Exactly repeat the full listing that follows.

— Start DATA SUPPLIED —

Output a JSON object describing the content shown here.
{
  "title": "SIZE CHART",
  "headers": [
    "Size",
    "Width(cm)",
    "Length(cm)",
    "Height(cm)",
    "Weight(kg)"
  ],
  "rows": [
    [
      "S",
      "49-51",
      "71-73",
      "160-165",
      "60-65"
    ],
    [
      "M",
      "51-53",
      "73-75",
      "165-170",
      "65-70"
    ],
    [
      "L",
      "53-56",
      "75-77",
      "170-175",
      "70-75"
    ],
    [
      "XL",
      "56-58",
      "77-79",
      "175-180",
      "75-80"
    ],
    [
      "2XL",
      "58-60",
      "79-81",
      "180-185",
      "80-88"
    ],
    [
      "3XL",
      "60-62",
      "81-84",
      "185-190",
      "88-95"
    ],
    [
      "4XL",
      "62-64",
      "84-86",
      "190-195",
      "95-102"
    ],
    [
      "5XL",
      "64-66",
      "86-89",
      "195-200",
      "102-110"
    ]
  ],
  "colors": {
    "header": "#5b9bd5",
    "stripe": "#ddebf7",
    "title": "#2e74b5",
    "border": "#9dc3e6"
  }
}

— End DATA SUPPLIED —

(WRITTEN RESPONSE):
Output a JSON object describing the content shown here.
{
  "title": "SIZE CHART",
  "headers": [
    "Size",
    "Width(cm)",
    "Length(cm)",
    "Height(cm)",
    "Weight(kg)"
  ],
  "rows": [
    [
      "S",
      "49-51",
      "71-73",
      "160-165",
      "60-65"
    ],
    [
      "M",
      "51-53",
      "73-75",
      "165-170",
      "65-70"
    ],
    [
      "L",
      "53-56",
      "75-77",
      "170-175",
      "70-75"
    ],
    [
      "XL",
      "56-58",
      "77-79",
      "175-180",
      "75-80"
    ],
    [
      "2XL",
      "58-60",
      "79-81",
      "180-185",
      "80-88"
    ],
    [
      "3XL",
      "60-62",
      "81-84",
      "185-190",
      "88-95"
    ],
    [
      "4XL",
      "62-64",
      "84-86",
      "190-195",
      "95-102"
    ],
    [
      "5XL",
      "64-66",
      "86-89",
      "195-200",
      "102-110"
    ]
  ],
  "colors": {
    "header": "#5b9bd5",
    "stripe": "#ddebf7",
    "title": "#2e74b5",
    "border": "#9dc3e6"
  }
}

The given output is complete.